Data excerpts
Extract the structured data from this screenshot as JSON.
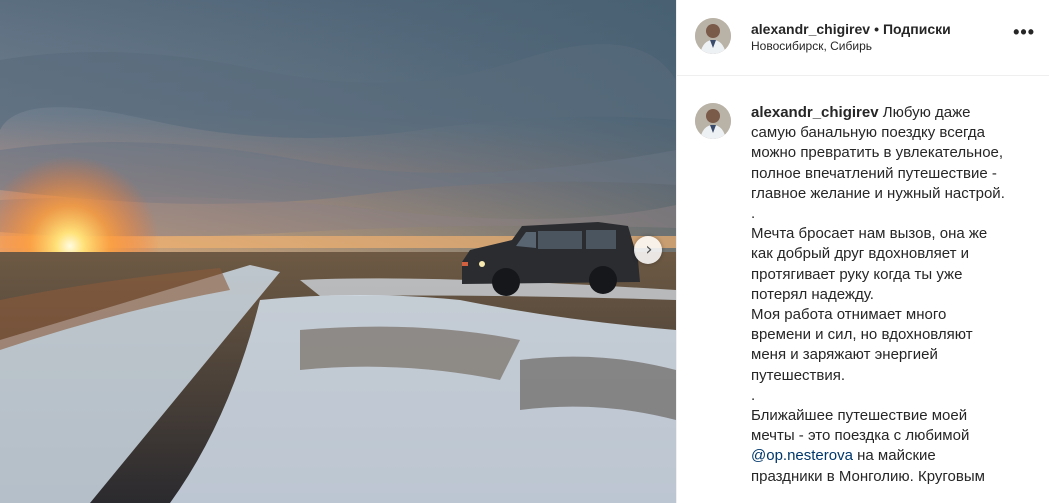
{
  "header": {
    "username": "alexandr_chigirev",
    "separator": "•",
    "follow_label": "Подписки",
    "location": "Новосибирск, Сибирь",
    "more_icon": "more-horizontal-icon"
  },
  "photo": {
    "description_icon": "carousel-next-icon",
    "next_glyph": "›"
  },
  "caption": {
    "username": "alexandr_chigirev",
    "line1": "Любую даже",
    "lines": [
      "самую банальную поездку всегда",
      "можно превратить в увлекательное,",
      "полное впечатлений путешествие -",
      "главное желание и нужный настрой.",
      ".",
      "Мечта бросает нам вызов, она же",
      "как добрый друг вдохновляет и",
      "протягивает руку когда ты уже",
      "потерял надежду.",
      "Моя работа отнимает много",
      "времени и сил, но вдохновляют",
      "меня и заряжают энергией",
      "путешествия.",
      ".",
      "Ближайшее путешествие моей",
      "мечты - это поездка с любимой"
    ],
    "mention": "@op.nesterova",
    "after_mention": " на майские",
    "last_line": "праздники в Монголию. Круговым"
  },
  "colors": {
    "link": "#00376b",
    "border": "#efefef"
  }
}
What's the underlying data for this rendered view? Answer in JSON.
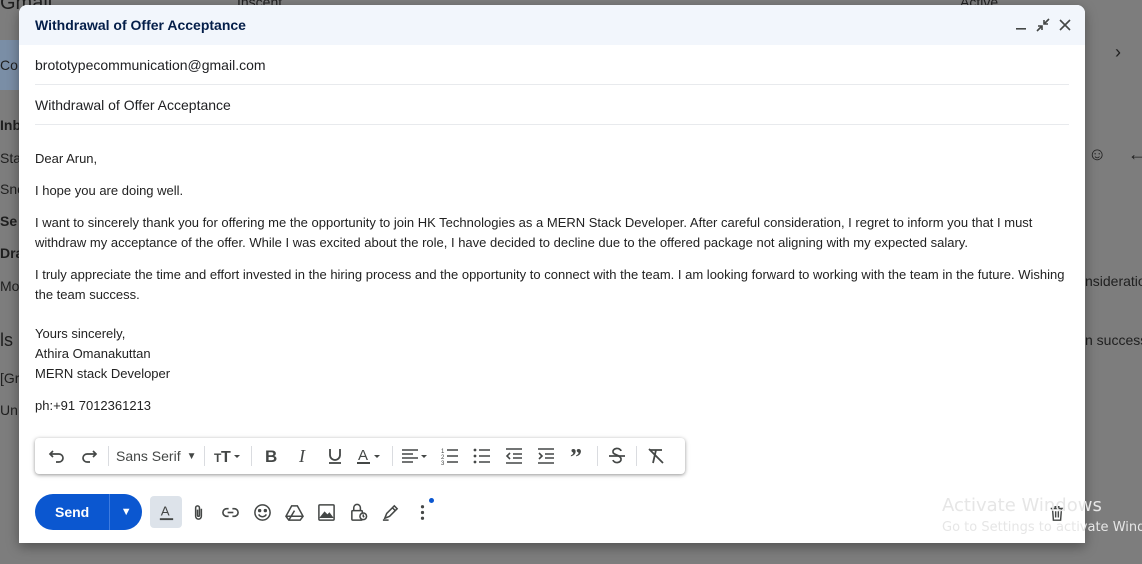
{
  "background": {
    "left_labels": [
      "Gmail",
      "Co",
      "Inb",
      "Sta",
      "Sno",
      "Se",
      "Dra",
      "Mo",
      "ls",
      "[Gr",
      "Un"
    ],
    "search_text": "Inscent",
    "status_text": "Active",
    "right_snippets": [
      "nsideration",
      "n success."
    ]
  },
  "compose": {
    "title": "Withdrawal of Offer Acceptance",
    "controls": {
      "minimize": "minimize",
      "expand": "expand",
      "close": "close"
    },
    "to": "brototypecommunication@gmail.com",
    "subject": "Withdrawal of Offer Acceptance",
    "body": {
      "greeting": "Dear Arun,",
      "p1": "I hope you are doing well.",
      "p2": "I want to sincerely thank you for offering me the opportunity to join HK Technologies as a MERN Stack Developer. After careful consideration, I regret to inform you that I must withdraw my acceptance of the offer. While I was excited about the role, I have decided to decline due to the offered package not aligning with my expected salary.",
      "p3": "I truly appreciate the time and effort invested in the hiring process and the opportunity to connect with the team.  I am looking forward to working with the team in the future. Wishing the team success.",
      "closing": "Yours sincerely,",
      "name": "Athira Omanakuttan",
      "role": "MERN stack Developer",
      "phone": "ph:+91 7012361213"
    }
  },
  "format_toolbar": {
    "font": "Sans Serif"
  },
  "bottom_toolbar": {
    "send_label": "Send"
  },
  "watermark": {
    "line1": "Activate Windows",
    "line2": "Go to Settings to activate Windows."
  },
  "colors": {
    "send_blue": "#0b57d0",
    "header_bg": "#f2f6fc",
    "overlay": "#7d7d7d"
  }
}
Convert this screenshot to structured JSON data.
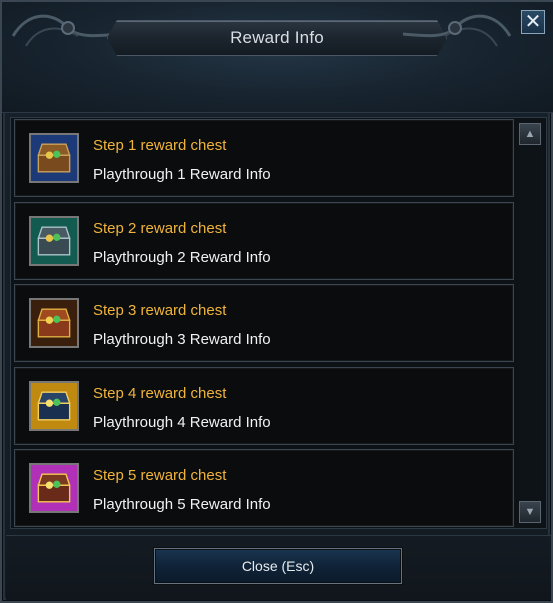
{
  "window": {
    "title": "Reward Info",
    "close_icon": "close-icon"
  },
  "rewards": [
    {
      "title": "Step 1 reward chest",
      "subtitle": "Playthrough 1 Reward Info",
      "chest_color": "#3b5ea8"
    },
    {
      "title": "Step 2 reward chest",
      "subtitle": "Playthrough 2 Reward Info",
      "chest_color": "#1f7a6d"
    },
    {
      "title": "Step 3 reward chest",
      "subtitle": "Playthrough 3 Reward Info",
      "chest_color": "#6b3a1a"
    },
    {
      "title": "Step 4 reward chest",
      "subtitle": "Playthrough 4 Reward Info",
      "chest_color": "#d9a21a"
    },
    {
      "title": "Step 5 reward chest",
      "subtitle": "Playthrough 5 Reward Info",
      "chest_color": "#c23cc9"
    }
  ],
  "footer": {
    "close_label": "Close (Esc)"
  },
  "colors": {
    "title_text": "#d8dde2",
    "reward_title": "#f0b43c",
    "reward_subtitle": "#f2f2f2"
  }
}
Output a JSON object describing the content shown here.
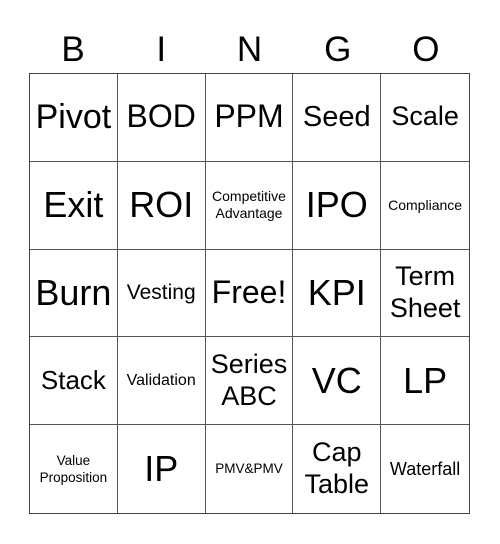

*WHAT TO WORK ON*
Word for word, quote the full listing, omitting every picture.

*SOLVED EXERCISE*
Extract the structured data from this screenshot as JSON.
{
  "header": {
    "username": "alexandr_chigirev",
    "separator": "•",
    "follow_label": "Подписки",
    "location": "Новосибирск, Сибирь",
    "more_icon": "more-horizontal-icon"
  },
  "photo": {
    "description_icon": "carousel-next-icon",
    "next_glyph": "›"
  },
  "caption": {
    "username": "alexandr_chigirev",
    "line1": "Любую даже",
    "lines": [
      "самую банальную поездку всегда",
      "можно превратить в увлекательное,",
      "полное впечатлений путешествие -",
      "главное желание и нужный настрой.",
      ".",
      "Мечта бросает нам вызов, она же",
      "как добрый друг вдохновляет и",
      "протягивает руку когда ты уже",
      "потерял надежду.",
      "Моя работа отнимает много",
      "времени и сил, но вдохновляют",
      "меня и заряжают энергией",
      "путешествия.",
      ".",
      "Ближайшее путешествие моей",
      "мечты - это поездка с любимой"
    ],
    "mention": "@op.nesterova",
    "after_mention": " на майские",
    "last_line": "праздники в Монголию. Круговым"
  },
  "colors": {
    "link": "#00376b",
    "border": "#efefef"
  }
}
What's the underlying data for this rendered view? Answer in JSON.
{
  "background": {
    "left_labels": [
      "Gmail",
      "Co",
      "Inb",
      "Sta",
      "Sno",
      "Se",
      "Dra",
      "Mo",
      "ls",
      "[Gr",
      "Un"
    ],
    "search_text": "Inscent",
    "status_text": "Active",
    "right_snippets": [
      "nsideration",
      "n success."
    ]
  },
  "compose": {
    "title": "Withdrawal of Offer Acceptance",
    "controls": {
      "minimize": "minimize",
      "expand": "expand",
      "close": "close"
    },
    "to": "brototypecommunication@gmail.com",
    "subject": "Withdrawal of Offer Acceptance",
    "body": {
      "greeting": "Dear Arun,",
      "p1": "I hope you are doing well.",
      "p2": "I want to sincerely thank you for offering me the opportunity to join HK Technologies as a MERN Stack Developer. After careful consideration, I regret to inform you that I must withdraw my acceptance of the offer. While I was excited about the role, I have decided to decline due to the offered package not aligning with my expected salary.",
      "p3": "I truly appreciate the time and effort invested in the hiring process and the opportunity to connect with the team.  I am looking forward to working with the team in the future. Wishing the team success.",
      "closing": "Yours sincerely,",
      "name": "Athira Omanakuttan",
      "role": "MERN stack Developer",
      "phone": "ph:+91 7012361213"
    }
  },
  "format_toolbar": {
    "font": "Sans Serif"
  },
  "bottom_toolbar": {
    "send_label": "Send"
  },
  "watermark": {
    "line1": "Activate Windows",
    "line2": "Go to Settings to activate Windows."
  },
  "colors": {
    "send_blue": "#0b57d0",
    "header_bg": "#f2f6fc",
    "overlay": "#7d7d7d"
  }
}
Convert this screenshot to structured JSON data.
{
  "window": {
    "title": "Reward Info",
    "close_icon": "close-icon"
  },
  "rewards": [
    {
      "title": "Step 1 reward chest",
      "subtitle": "Playthrough 1 Reward Info",
      "chest_color": "#3b5ea8"
    },
    {
      "title": "Step 2 reward chest",
      "subtitle": "Playthrough 2 Reward Info",
      "chest_color": "#1f7a6d"
    },
    {
      "title": "Step 3 reward chest",
      "subtitle": "Playthrough 3 Reward Info",
      "chest_color": "#6b3a1a"
    },
    {
      "title": "Step 4 reward chest",
      "subtitle": "Playthrough 4 Reward Info",
      "chest_color": "#d9a21a"
    },
    {
      "title": "Step 5 reward chest",
      "subtitle": "Playthrough 5 Reward Info",
      "chest_color": "#c23cc9"
    }
  ],
  "footer": {
    "close_label": "Close (Esc)"
  },
  "colors": {
    "title_text": "#d8dde2",
    "reward_title": "#f0b43c",
    "reward_subtitle": "#f2f2f2"
  }
}
Output a JSON object describing the content shown here.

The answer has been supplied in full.